━━━ Data section

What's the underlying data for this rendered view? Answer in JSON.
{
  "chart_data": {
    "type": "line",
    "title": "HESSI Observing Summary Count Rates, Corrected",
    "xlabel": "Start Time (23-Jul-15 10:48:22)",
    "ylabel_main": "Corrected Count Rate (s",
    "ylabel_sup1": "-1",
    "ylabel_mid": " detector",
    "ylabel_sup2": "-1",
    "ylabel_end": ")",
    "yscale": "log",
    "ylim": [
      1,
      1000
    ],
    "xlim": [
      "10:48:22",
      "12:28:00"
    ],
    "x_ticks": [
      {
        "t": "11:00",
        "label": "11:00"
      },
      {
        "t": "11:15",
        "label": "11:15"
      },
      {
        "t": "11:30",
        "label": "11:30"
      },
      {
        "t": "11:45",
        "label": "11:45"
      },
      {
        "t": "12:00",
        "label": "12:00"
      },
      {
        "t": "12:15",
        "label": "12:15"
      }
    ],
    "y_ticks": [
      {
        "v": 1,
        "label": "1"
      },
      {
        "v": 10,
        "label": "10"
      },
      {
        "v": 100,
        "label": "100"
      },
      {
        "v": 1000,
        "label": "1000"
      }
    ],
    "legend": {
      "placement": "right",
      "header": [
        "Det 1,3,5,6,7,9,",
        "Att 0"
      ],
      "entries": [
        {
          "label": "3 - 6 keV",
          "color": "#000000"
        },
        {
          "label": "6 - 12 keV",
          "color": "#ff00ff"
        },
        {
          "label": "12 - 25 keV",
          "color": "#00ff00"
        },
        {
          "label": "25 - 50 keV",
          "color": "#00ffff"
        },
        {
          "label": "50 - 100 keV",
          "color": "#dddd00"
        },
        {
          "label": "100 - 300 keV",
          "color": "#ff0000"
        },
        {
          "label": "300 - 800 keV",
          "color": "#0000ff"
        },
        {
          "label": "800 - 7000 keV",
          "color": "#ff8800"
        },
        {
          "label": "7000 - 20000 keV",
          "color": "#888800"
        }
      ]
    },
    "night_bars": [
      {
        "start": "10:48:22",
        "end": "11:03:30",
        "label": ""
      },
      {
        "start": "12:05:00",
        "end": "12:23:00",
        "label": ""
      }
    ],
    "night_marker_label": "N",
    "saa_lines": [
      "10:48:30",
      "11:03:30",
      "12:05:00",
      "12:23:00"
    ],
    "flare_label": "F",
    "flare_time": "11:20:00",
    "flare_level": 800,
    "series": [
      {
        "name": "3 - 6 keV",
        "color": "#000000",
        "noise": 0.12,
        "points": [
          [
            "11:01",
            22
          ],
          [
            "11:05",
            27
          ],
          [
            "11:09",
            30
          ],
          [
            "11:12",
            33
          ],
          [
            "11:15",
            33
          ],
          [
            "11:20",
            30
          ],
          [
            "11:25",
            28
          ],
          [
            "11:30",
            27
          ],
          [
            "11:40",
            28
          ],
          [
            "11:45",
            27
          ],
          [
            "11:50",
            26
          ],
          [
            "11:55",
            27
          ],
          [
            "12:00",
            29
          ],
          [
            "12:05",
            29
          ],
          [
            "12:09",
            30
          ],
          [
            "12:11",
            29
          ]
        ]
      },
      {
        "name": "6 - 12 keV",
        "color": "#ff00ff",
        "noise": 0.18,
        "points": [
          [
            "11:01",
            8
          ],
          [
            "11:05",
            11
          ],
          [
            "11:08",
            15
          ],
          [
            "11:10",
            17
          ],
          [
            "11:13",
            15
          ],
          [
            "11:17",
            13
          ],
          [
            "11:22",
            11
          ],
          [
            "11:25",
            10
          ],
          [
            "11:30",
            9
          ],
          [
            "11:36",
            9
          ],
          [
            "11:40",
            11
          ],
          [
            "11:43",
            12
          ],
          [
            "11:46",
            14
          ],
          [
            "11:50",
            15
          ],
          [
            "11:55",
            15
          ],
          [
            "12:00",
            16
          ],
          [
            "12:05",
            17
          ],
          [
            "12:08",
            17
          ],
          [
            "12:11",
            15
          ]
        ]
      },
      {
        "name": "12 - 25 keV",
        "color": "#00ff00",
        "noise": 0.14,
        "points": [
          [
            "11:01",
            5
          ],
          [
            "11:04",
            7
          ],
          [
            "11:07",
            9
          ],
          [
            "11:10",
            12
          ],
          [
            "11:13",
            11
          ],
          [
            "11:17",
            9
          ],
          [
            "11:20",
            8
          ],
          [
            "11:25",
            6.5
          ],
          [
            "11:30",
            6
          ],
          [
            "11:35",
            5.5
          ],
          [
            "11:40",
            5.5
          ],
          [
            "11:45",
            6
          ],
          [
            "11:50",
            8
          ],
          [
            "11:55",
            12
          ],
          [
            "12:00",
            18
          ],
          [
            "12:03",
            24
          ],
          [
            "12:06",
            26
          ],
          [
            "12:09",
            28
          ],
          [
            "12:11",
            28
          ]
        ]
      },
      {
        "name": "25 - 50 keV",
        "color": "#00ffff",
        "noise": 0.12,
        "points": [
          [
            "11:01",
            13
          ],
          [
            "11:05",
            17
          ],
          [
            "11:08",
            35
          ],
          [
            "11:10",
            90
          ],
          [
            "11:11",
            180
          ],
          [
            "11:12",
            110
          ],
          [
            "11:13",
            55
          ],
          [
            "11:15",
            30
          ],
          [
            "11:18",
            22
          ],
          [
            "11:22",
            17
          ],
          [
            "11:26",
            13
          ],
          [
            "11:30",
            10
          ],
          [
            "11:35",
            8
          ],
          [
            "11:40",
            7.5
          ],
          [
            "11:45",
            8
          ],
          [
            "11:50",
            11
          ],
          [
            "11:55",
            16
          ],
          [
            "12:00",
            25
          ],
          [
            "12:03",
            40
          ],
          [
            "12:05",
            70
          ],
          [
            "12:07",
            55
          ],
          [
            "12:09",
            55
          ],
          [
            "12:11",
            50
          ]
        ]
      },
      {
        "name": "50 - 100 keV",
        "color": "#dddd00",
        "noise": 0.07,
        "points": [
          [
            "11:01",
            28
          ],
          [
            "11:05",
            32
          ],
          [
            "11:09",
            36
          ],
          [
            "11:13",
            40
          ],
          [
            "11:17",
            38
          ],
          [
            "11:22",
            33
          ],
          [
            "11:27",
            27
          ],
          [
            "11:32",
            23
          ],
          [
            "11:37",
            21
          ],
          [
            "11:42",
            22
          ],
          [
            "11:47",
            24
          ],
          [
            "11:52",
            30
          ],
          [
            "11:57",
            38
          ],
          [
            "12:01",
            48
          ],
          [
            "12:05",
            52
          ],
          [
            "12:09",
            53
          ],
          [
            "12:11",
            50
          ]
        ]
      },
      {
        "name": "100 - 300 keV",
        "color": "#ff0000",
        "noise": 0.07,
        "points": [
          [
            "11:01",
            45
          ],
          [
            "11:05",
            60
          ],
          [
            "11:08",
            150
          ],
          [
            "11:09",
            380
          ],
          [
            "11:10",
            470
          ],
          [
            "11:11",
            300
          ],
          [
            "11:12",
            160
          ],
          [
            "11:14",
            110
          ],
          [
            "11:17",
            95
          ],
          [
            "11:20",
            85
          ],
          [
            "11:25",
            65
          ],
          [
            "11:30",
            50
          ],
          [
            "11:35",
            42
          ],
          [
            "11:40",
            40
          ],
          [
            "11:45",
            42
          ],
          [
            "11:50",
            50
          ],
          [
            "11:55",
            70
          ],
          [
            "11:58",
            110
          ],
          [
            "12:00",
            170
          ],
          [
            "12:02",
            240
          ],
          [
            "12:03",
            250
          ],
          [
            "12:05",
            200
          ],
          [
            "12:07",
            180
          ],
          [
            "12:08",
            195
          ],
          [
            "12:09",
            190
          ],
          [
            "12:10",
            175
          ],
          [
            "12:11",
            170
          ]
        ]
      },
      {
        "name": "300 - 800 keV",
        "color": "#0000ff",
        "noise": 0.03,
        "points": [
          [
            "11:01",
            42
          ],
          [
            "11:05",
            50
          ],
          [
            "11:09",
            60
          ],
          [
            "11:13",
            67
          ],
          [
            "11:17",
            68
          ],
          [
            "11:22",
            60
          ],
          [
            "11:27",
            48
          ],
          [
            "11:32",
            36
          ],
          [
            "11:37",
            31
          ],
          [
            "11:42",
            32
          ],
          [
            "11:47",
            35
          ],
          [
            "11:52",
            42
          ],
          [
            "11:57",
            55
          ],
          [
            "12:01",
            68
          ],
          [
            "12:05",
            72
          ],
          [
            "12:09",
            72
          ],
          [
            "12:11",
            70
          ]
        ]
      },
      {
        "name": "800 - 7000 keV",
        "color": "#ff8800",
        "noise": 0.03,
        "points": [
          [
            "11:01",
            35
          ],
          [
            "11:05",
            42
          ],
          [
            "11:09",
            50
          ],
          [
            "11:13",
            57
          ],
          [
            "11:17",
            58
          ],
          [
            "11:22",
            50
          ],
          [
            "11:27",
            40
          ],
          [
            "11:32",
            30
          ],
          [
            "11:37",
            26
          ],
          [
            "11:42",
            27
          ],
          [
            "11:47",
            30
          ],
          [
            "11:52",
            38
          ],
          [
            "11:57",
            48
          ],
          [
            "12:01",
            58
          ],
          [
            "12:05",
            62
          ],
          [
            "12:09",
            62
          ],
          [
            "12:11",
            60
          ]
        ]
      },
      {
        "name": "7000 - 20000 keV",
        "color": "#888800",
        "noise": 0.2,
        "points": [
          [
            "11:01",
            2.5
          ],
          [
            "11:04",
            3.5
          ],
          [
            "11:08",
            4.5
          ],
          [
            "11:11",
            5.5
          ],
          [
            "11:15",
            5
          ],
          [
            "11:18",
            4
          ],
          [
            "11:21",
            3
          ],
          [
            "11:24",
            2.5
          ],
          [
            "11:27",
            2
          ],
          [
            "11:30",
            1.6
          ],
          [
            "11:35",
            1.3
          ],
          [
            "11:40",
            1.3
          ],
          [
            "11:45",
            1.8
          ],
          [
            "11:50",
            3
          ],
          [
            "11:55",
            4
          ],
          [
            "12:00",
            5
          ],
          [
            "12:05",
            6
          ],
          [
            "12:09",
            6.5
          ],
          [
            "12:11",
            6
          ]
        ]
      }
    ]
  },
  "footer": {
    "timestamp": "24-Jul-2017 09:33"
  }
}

━━━━━━

* Exercise directions:
Show, from the listing above, each line that contains the word "Corrected".

* Full answer:
    "title": "HESSI Observing Summary Count Rates, Corrected",
    "ylabel_main": "Corrected Count Rate (s",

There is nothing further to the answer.